_MATERIAL SUPPLIED:_

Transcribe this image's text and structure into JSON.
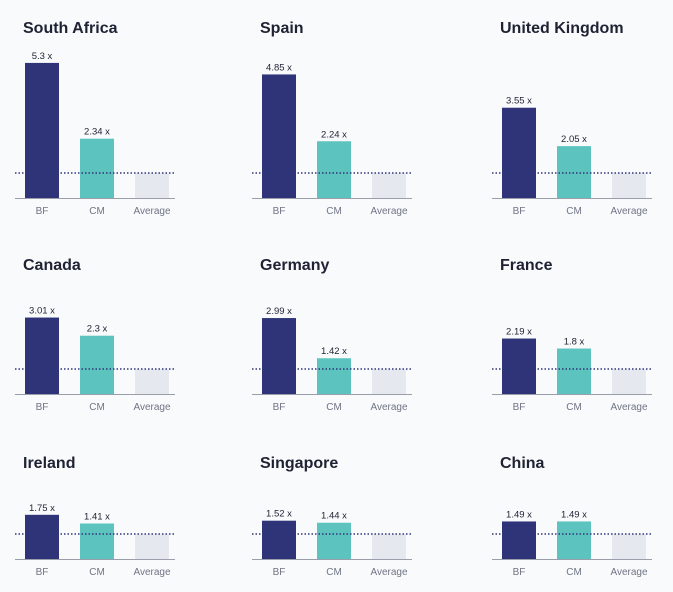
{
  "colors": {
    "background": "#f9fafc",
    "bf": "#2f3479",
    "cm": "#5dc3bf",
    "average": "#e6e8ef",
    "reference_line": "#2f3479",
    "baseline": "#9a9eaa"
  },
  "chart_data": [
    {
      "type": "bar",
      "title": "South Africa",
      "categories": [
        "BF",
        "CM",
        "Average"
      ],
      "values": [
        5.3,
        2.34,
        1
      ],
      "value_labels": [
        "5.3 x",
        "2.34 x",
        ""
      ],
      "reference_line": 1,
      "reference_line_style": "dotted"
    },
    {
      "type": "bar",
      "title": "Spain",
      "categories": [
        "BF",
        "CM",
        "Average"
      ],
      "values": [
        4.85,
        2.24,
        1
      ],
      "value_labels": [
        "4.85 x",
        "2.24 x",
        ""
      ],
      "reference_line": 1,
      "reference_line_style": "dotted"
    },
    {
      "type": "bar",
      "title": "United Kingdom",
      "categories": [
        "BF",
        "CM",
        "Average"
      ],
      "values": [
        3.55,
        2.05,
        1
      ],
      "value_labels": [
        "3.55 x",
        "2.05 x",
        ""
      ],
      "reference_line": 1,
      "reference_line_style": "dotted"
    },
    {
      "type": "bar",
      "title": "Canada",
      "categories": [
        "BF",
        "CM",
        "Average"
      ],
      "values": [
        3.01,
        2.3,
        1
      ],
      "value_labels": [
        "3.01 x",
        "2.3 x",
        ""
      ],
      "reference_line": 1,
      "reference_line_style": "dotted"
    },
    {
      "type": "bar",
      "title": "Germany",
      "categories": [
        "BF",
        "CM",
        "Average"
      ],
      "values": [
        2.99,
        1.42,
        1
      ],
      "value_labels": [
        "2.99 x",
        "1.42 x",
        ""
      ],
      "reference_line": 1,
      "reference_line_style": "dotted"
    },
    {
      "type": "bar",
      "title": "France",
      "categories": [
        "BF",
        "CM",
        "Average"
      ],
      "values": [
        2.19,
        1.8,
        1
      ],
      "value_labels": [
        "2.19 x",
        "1.8 x",
        ""
      ],
      "reference_line": 1,
      "reference_line_style": "dotted"
    },
    {
      "type": "bar",
      "title": "Ireland",
      "categories": [
        "BF",
        "CM",
        "Average"
      ],
      "values": [
        1.75,
        1.41,
        1
      ],
      "value_labels": [
        "1.75 x",
        "1.41 x",
        ""
      ],
      "reference_line": 1,
      "reference_line_style": "dotted"
    },
    {
      "type": "bar",
      "title": "Singapore",
      "categories": [
        "BF",
        "CM",
        "Average"
      ],
      "values": [
        1.52,
        1.44,
        1
      ],
      "value_labels": [
        "1.52 x",
        "1.44 x",
        ""
      ],
      "reference_line": 1,
      "reference_line_style": "dotted"
    },
    {
      "type": "bar",
      "title": "China",
      "categories": [
        "BF",
        "CM",
        "Average"
      ],
      "values": [
        1.49,
        1.49,
        1
      ],
      "value_labels": [
        "1.49 x",
        "1.49 x",
        ""
      ],
      "reference_line": 1,
      "reference_line_style": "dotted"
    }
  ]
}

_WHAT IS NEEDED:_ From the entries above, output every line exactly and omit any image.

_REPLY TO THE TASK:_
Transcribe this image's text and structure into JSON.
{
  "colors": {
    "background": "#f9fafc",
    "bf": "#2f3479",
    "cm": "#5dc3bf",
    "average": "#e6e8ef",
    "reference_line": "#2f3479",
    "baseline": "#9a9eaa"
  },
  "chart_data": [
    {
      "type": "bar",
      "title": "South Africa",
      "categories": [
        "BF",
        "CM",
        "Average"
      ],
      "values": [
        5.3,
        2.34,
        1
      ],
      "value_labels": [
        "5.3 x",
        "2.34 x",
        ""
      ],
      "reference_line": 1,
      "reference_line_style": "dotted"
    },
    {
      "type": "bar",
      "title": "Spain",
      "categories": [
        "BF",
        "CM",
        "Average"
      ],
      "values": [
        4.85,
        2.24,
        1
      ],
      "value_labels": [
        "4.85 x",
        "2.24 x",
        ""
      ],
      "reference_line": 1,
      "reference_line_style": "dotted"
    },
    {
      "type": "bar",
      "title": "United Kingdom",
      "categories": [
        "BF",
        "CM",
        "Average"
      ],
      "values": [
        3.55,
        2.05,
        1
      ],
      "value_labels": [
        "3.55 x",
        "2.05 x",
        ""
      ],
      "reference_line": 1,
      "reference_line_style": "dotted"
    },
    {
      "type": "bar",
      "title": "Canada",
      "categories": [
        "BF",
        "CM",
        "Average"
      ],
      "values": [
        3.01,
        2.3,
        1
      ],
      "value_labels": [
        "3.01 x",
        "2.3 x",
        ""
      ],
      "reference_line": 1,
      "reference_line_style": "dotted"
    },
    {
      "type": "bar",
      "title": "Germany",
      "categories": [
        "BF",
        "CM",
        "Average"
      ],
      "values": [
        2.99,
        1.42,
        1
      ],
      "value_labels": [
        "2.99 x",
        "1.42 x",
        ""
      ],
      "reference_line": 1,
      "reference_line_style": "dotted"
    },
    {
      "type": "bar",
      "title": "France",
      "categories": [
        "BF",
        "CM",
        "Average"
      ],
      "values": [
        2.19,
        1.8,
        1
      ],
      "value_labels": [
        "2.19 x",
        "1.8 x",
        ""
      ],
      "reference_line": 1,
      "reference_line_style": "dotted"
    },
    {
      "type": "bar",
      "title": "Ireland",
      "categories": [
        "BF",
        "CM",
        "Average"
      ],
      "values": [
        1.75,
        1.41,
        1
      ],
      "value_labels": [
        "1.75 x",
        "1.41 x",
        ""
      ],
      "reference_line": 1,
      "reference_line_style": "dotted"
    },
    {
      "type": "bar",
      "title": "Singapore",
      "categories": [
        "BF",
        "CM",
        "Average"
      ],
      "values": [
        1.52,
        1.44,
        1
      ],
      "value_labels": [
        "1.52 x",
        "1.44 x",
        ""
      ],
      "reference_line": 1,
      "reference_line_style": "dotted"
    },
    {
      "type": "bar",
      "title": "China",
      "categories": [
        "BF",
        "CM",
        "Average"
      ],
      "values": [
        1.49,
        1.49,
        1
      ],
      "value_labels": [
        "1.49 x",
        "1.49 x",
        ""
      ],
      "reference_line": 1,
      "reference_line_style": "dotted"
    }
  ]
}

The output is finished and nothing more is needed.